Lift every line from the entries that includes the word "ouverte".

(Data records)

———

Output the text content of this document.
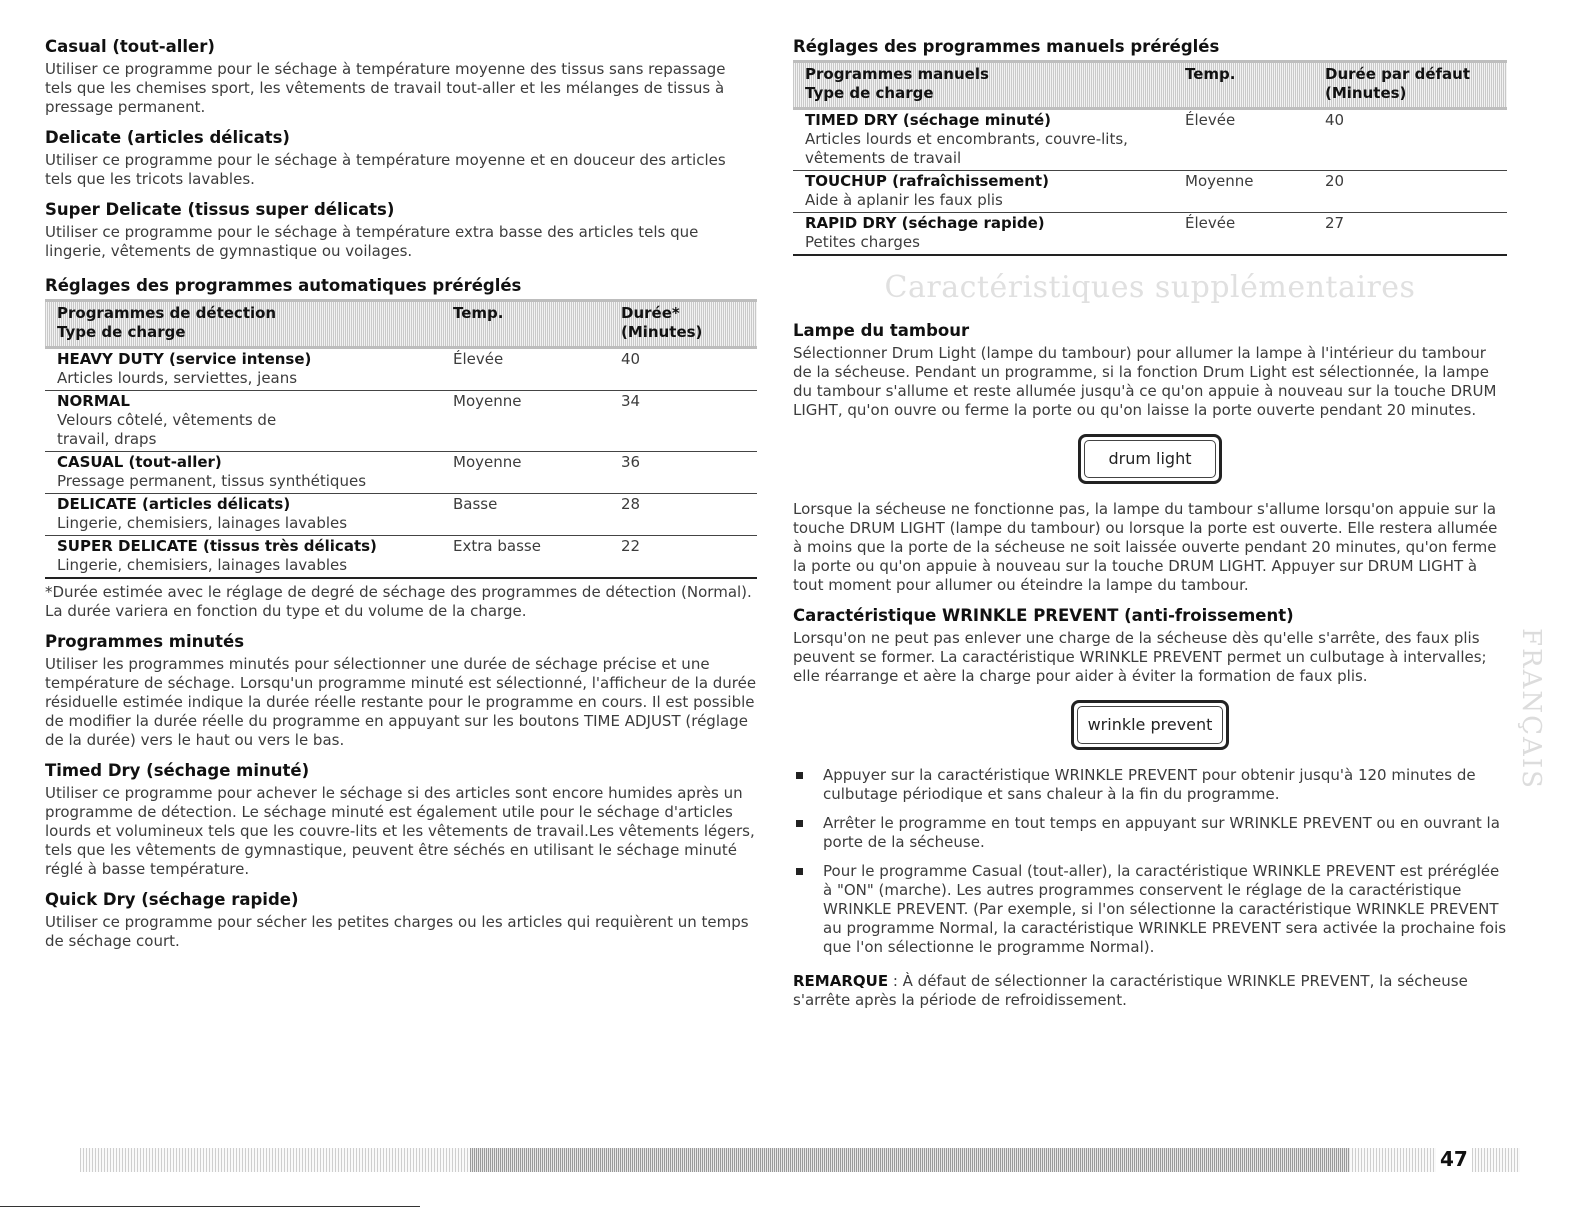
Casual (tout-aller)

Utiliser ce programme pour le séchage à température moyenne des tissus sans repassage tels que les chemises sport, les vêtements de travail tout-aller et les mélanges de tissus à pressage permanent.

Delicate (articles délicats)

Utiliser ce programme pour le séchage à température moyenne et en douceur des articles tels que les tricots lavables.

Super Delicate (tissus super délicats)

Utiliser ce programme pour le séchage à température extra basse des articles tels que lingerie, vêtements de gymnastique ou voilages.

Réglages des programmes automatiques préréglés
Programmes de détection
Type de charge
Temp.	Durée*
(Minutes)
HEAVY DUTY (service intense)
Articles lourds, serviettes, jeans
Élevée	40
NORMAL
Velours côtelé, vêtements de travail, draps
Moyenne	34
CASUAL (tout-aller)
Pressage permanent, tissus synthétiques
Moyenne	36
DELICATE (articles délicats)
Lingerie, chemisiers, lainages lavables
Basse	28
SUPER DELICATE (tissus très délicats)
Lingerie, chemisiers, lainages lavables
Extra basse	22

*Durée estimée avec le réglage de degré de séchage des programmes de détection (Normal). La durée variera en fonction du type et du volume de la charge.

Programmes minutés

Utiliser les programmes minutés pour sélectionner une durée de séchage précise et une température de séchage. Lorsqu'un programme minuté est sélectionné, l'afficheur de la durée résiduelle estimée indique la durée réelle restante pour le programme en cours. Il est possible de modifier la durée réelle du programme en appuyant sur les boutons TIME ADJUST (réglage de la durée) vers le haut ou vers le bas.

Timed Dry (séchage minuté)

Utiliser ce programme pour achever le séchage si des articles sont encore humides après un programme de détection. Le séchage minuté est également utile pour le séchage d'articles lourds et volumineux tels que les couvre-lits et les vêtements de travail.Les vêtements légers, tels que les vêtements de gymnastique, peuvent être séchés en utilisant le séchage minuté réglé à basse température.

Quick Dry (séchage rapide)

Utiliser ce programme pour sécher les petites charges ou les articles qui requièrent un temps de séchage court.

Réglages des programmes manuels préréglés
Programmes manuels
Type de charge
Temp.	Durée par défaut
(Minutes)
TIMED DRY (séchage minuté)
Articles lourds et encombrants, couvre-lits, vêtements de travail
Élevée	40
TOUCHUP (rafraîchissement)
Aide à aplanir les faux plis
Moyenne	20
RAPID DRY (séchage rapide)
Petites charges
Élevée	27
Caractéristiques supplémentaires
Lampe du tambour

Sélectionner Drum Light (lampe du tambour) pour allumer la lampe à l'intérieur du tambour de la sécheuse. Pendant un programme, si la fonction Drum Light est sélectionnée, la lampe du tambour s'allume et reste allumée jusqu'à ce qu'on appuie à nouveau sur la touche DRUM LIGHT, qu'on ouvre ou ferme la porte ou qu'on laisse la porte ouverte pendant 20 minutes.

drum light

Lorsque la sécheuse ne fonctionne pas, la lampe du tambour s'allume lorsqu'on appuie sur la touche DRUM LIGHT (lampe du tambour) ou lorsque la porte est ouverte. Elle restera allumée à moins que la porte de la sécheuse ne soit laissée ouverte pendant 20 minutes, qu'on ferme la porte ou qu'on appuie à nouveau sur la touche DRUM LIGHT. Appuyer sur DRUM LIGHT à tout moment pour allumer ou éteindre la lampe du tambour.

Caractéristique WRINKLE PREVENT (anti-froissement)

Lorsqu'on ne peut pas enlever une charge de la sécheuse dès qu'elle s'arrête, des faux plis peuvent se former. La caractéristique WRINKLE PREVENT permet un culbutage à intervalles; elle réarrange et aère la charge pour aider à éviter la formation de faux plis.

wrinkle prevent
Appuyer sur la caractéristique WRINKLE PREVENT pour obtenir jusqu'à 120 minutes de culbutage périodique et sans chaleur à la fin du programme.
Arrêter le programme en tout temps en appuyant sur WRINKLE PREVENT ou en ouvrant la porte de la sécheuse.
Pour le programme Casual (tout-aller), la caractéristique WRINKLE PREVENT est préréglée à "ON" (marche). Les autres programmes conservent le réglage de la caractéristique WRINKLE PREVENT. (Par exemple, si l'on sélectionne la caractéristique WRINKLE PREVENT au programme Normal, la caractéristique WRINKLE PREVENT sera activée la prochaine fois que l'on sélectionne le programme Normal).

REMARQUE : À défaut de sélectionner la caractéristique WRINKLE PREVENT, la sécheuse s'arrête après la période de refroidissement.

FRANÇAIS
47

———

RESPONSE FOR THIS EXERCISE:
Sélectionner Drum Light (lampe du tambour) pour allumer la lampe à l'intérieur du tambour de la sécheuse. Pendant un programme, si la fonction Drum Light est sélectionnée, la lampe du tambour s'allume et reste allumée jusqu'à ce qu'on appuie à nouveau sur la touche DRUM LIGHT, qu'on ouvre ou ferme la porte ou qu'on laisse la porte ouverte pendant 20 minutes.
Lorsque la sécheuse ne fonctionne pas, la lampe du tambour s'allume lorsqu'on appuie sur la touche DRUM LIGHT (lampe du tambour) ou lorsque la porte est ouverte. Elle restera allumée à moins que la porte de la sécheuse ne soit laissée ouverte pendant 20 minutes, qu'on ferme la porte ou qu'on appuie à nouveau sur la touche DRUM LIGHT. Appuyer sur DRUM LIGHT à tout moment pour allumer ou éteindre la lampe du tambour.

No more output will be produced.